__What to do__: Reproduce the material from its start through the line containing "battery-percent: 68% xyxy=(914,14,986,52)", swapping "vote-label" for "vote-text" and leaving everything else unchanged.
* begin Information provided *
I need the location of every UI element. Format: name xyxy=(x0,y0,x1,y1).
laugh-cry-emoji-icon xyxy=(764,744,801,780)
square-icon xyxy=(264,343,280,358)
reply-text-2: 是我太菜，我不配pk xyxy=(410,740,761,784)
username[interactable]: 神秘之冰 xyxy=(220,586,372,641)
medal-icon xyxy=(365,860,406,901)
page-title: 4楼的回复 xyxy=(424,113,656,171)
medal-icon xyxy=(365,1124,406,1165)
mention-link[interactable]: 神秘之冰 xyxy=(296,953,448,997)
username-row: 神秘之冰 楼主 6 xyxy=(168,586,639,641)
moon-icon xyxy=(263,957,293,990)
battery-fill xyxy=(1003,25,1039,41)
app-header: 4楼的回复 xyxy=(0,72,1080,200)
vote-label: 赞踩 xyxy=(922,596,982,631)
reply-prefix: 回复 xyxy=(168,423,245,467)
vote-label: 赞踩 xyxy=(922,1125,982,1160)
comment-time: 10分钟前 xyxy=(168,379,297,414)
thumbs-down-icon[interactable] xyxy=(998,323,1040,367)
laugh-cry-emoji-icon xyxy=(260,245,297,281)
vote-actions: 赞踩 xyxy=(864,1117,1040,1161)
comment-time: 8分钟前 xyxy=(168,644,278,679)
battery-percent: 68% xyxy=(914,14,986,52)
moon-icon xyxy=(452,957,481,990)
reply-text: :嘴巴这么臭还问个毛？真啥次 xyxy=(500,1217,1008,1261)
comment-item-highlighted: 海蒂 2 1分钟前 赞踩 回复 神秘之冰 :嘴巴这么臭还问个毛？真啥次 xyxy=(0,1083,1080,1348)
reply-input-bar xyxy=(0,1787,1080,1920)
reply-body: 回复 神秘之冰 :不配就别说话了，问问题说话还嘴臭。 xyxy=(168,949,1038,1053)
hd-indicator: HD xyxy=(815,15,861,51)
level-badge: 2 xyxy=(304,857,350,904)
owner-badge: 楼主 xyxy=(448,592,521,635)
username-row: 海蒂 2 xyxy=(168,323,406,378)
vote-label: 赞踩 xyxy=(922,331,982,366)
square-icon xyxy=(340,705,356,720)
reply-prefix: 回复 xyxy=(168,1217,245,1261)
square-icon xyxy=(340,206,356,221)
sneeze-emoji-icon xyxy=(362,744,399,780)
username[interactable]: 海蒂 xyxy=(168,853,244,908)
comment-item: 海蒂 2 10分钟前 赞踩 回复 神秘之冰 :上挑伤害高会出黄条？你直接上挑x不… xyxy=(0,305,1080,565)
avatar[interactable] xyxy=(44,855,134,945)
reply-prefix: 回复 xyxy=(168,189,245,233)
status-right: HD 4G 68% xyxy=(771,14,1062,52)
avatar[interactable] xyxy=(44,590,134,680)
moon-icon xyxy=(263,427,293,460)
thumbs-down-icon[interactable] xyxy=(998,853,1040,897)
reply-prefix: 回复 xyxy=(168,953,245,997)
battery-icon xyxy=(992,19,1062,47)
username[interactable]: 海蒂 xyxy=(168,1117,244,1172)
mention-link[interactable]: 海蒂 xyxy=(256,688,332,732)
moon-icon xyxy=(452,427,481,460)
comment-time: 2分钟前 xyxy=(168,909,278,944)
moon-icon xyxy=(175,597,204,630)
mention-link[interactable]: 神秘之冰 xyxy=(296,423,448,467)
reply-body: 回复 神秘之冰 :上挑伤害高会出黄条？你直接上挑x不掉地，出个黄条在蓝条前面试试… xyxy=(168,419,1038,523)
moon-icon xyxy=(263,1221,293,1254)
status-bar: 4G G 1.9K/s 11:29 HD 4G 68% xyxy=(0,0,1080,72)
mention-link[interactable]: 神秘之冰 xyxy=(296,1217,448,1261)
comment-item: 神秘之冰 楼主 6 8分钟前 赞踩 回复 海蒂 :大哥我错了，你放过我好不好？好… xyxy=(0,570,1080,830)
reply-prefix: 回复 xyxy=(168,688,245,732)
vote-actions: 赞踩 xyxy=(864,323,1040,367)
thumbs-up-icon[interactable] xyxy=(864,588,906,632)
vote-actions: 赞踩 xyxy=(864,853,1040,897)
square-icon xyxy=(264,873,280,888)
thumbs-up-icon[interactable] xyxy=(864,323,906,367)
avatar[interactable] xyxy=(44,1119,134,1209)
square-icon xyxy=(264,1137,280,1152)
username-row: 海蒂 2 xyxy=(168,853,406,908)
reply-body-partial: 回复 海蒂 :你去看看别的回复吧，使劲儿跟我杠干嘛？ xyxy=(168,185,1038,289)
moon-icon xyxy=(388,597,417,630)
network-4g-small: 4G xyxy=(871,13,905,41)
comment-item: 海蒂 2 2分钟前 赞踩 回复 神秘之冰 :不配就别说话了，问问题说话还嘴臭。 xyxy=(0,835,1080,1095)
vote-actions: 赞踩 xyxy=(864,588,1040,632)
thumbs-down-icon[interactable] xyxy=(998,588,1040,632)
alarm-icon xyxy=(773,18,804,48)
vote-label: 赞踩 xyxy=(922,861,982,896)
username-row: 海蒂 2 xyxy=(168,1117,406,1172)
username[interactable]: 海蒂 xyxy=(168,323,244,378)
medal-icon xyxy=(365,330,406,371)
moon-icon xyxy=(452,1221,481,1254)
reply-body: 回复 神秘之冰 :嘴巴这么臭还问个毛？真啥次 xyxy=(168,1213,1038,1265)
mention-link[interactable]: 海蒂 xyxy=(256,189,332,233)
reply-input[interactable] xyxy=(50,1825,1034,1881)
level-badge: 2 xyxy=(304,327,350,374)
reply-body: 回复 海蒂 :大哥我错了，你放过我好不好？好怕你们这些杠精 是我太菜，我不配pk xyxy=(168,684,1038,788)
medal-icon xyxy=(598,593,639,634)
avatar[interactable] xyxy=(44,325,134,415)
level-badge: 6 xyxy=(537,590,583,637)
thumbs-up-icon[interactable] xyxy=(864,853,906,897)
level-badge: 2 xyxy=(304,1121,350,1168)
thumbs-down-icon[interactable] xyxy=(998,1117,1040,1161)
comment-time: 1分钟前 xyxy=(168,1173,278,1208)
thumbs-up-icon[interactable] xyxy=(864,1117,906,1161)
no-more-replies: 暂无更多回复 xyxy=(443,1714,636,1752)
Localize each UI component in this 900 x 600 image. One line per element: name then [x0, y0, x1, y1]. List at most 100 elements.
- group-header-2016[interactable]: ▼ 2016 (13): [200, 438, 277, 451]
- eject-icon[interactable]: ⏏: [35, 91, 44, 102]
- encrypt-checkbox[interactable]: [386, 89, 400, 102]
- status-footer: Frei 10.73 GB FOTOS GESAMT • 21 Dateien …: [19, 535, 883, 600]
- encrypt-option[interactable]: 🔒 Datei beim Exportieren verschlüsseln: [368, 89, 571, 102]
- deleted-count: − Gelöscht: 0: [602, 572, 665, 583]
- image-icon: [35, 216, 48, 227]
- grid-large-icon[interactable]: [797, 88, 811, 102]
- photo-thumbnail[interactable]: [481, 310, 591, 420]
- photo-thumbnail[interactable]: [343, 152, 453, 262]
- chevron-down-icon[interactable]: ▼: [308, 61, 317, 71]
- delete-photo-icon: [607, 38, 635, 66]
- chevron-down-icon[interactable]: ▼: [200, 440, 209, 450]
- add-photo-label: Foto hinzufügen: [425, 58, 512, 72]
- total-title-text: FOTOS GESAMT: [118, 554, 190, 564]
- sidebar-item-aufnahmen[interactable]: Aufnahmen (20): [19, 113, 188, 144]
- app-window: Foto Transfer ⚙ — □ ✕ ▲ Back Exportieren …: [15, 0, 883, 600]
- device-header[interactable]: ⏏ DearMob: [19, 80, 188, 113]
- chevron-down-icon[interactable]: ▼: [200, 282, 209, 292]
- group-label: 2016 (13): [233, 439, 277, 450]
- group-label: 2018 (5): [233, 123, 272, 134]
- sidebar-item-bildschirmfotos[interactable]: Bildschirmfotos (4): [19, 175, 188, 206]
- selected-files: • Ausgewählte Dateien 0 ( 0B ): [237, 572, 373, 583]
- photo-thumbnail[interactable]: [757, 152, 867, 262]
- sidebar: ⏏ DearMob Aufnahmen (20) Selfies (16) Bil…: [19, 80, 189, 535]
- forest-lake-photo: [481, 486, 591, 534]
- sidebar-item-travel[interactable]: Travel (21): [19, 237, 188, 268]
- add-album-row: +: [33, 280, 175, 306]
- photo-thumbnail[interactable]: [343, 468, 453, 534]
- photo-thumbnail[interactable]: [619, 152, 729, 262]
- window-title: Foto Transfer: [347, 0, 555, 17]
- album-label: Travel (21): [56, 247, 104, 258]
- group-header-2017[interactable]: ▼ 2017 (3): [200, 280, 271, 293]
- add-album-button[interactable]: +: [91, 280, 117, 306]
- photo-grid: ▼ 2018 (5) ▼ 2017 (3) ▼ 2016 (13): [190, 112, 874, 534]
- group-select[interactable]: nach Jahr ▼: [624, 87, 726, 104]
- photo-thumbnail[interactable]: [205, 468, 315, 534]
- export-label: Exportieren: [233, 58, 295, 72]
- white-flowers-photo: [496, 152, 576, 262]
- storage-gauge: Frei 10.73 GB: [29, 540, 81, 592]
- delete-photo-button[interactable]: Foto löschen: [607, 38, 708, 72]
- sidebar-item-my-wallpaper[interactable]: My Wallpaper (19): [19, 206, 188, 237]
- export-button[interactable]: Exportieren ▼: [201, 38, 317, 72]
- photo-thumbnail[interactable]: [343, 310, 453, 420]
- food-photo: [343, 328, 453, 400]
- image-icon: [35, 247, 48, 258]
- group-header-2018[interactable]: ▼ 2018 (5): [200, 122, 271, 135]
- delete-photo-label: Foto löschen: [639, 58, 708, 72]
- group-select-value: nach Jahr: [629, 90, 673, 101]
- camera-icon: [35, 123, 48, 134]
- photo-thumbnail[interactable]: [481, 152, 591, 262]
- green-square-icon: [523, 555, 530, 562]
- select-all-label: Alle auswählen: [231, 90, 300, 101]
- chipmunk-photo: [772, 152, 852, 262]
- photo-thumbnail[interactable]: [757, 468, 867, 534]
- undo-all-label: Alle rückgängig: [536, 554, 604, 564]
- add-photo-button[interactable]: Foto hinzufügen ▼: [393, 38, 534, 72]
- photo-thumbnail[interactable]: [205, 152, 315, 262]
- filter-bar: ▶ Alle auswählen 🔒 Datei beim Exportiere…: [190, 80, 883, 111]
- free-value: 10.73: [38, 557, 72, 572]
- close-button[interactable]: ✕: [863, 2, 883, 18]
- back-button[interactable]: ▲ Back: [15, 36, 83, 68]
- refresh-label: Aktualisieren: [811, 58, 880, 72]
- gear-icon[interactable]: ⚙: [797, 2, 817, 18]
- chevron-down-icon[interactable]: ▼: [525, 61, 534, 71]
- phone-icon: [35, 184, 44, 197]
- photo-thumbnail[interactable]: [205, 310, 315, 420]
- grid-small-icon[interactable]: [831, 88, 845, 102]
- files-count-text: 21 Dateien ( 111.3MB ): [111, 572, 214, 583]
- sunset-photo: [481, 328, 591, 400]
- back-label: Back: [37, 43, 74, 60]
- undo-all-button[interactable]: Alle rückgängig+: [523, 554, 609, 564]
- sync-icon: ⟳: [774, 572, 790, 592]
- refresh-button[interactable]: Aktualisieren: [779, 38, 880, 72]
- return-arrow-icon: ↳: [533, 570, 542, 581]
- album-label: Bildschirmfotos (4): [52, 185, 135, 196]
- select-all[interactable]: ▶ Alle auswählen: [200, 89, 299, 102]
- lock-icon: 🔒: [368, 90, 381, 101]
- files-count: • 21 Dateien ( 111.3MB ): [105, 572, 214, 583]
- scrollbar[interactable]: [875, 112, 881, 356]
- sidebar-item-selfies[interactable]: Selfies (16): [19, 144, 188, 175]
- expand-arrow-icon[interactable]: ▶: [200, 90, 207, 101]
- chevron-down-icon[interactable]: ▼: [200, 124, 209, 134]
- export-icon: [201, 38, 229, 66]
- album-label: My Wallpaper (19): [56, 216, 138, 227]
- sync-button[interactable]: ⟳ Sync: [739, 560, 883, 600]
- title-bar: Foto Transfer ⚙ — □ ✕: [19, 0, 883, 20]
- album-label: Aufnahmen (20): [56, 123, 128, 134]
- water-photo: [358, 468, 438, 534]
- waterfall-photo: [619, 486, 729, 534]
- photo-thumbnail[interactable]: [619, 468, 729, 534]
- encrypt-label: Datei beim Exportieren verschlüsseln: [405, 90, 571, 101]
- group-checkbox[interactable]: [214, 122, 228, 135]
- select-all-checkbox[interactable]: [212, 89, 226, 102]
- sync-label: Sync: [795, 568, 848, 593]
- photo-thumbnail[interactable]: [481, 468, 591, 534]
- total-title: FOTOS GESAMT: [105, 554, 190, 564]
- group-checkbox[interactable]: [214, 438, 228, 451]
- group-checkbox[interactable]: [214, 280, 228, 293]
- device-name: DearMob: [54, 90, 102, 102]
* end Information provided *
__Expected answer__:
I need the location of every UI element. Format: name xyxy=(x0,y0,x1,y1).
laugh-cry-emoji-icon xyxy=(764,744,801,780)
square-icon xyxy=(264,343,280,358)
reply-text-2: 是我太菜，我不配pk xyxy=(410,740,761,784)
username[interactable]: 神秘之冰 xyxy=(220,586,372,641)
medal-icon xyxy=(365,860,406,901)
page-title: 4楼的回复 xyxy=(424,113,656,171)
medal-icon xyxy=(365,1124,406,1165)
mention-link[interactable]: 神秘之冰 xyxy=(296,953,448,997)
username-row: 神秘之冰 楼主 6 xyxy=(168,586,639,641)
moon-icon xyxy=(263,957,293,990)
battery-fill xyxy=(1003,25,1039,41)
app-header: 4楼的回复 xyxy=(0,72,1080,200)
vote-text: 赞踩 xyxy=(922,596,982,631)
reply-prefix: 回复 xyxy=(168,423,245,467)
vote-text: 赞踩 xyxy=(922,1125,982,1160)
comment-time: 10分钟前 xyxy=(168,379,297,414)
thumbs-down-icon[interactable] xyxy=(998,323,1040,367)
laugh-cry-emoji-icon xyxy=(260,245,297,281)
vote-actions: 赞踩 xyxy=(864,1117,1040,1161)
comment-time: 8分钟前 xyxy=(168,644,278,679)
battery-percent: 68% xyxy=(914,14,986,52)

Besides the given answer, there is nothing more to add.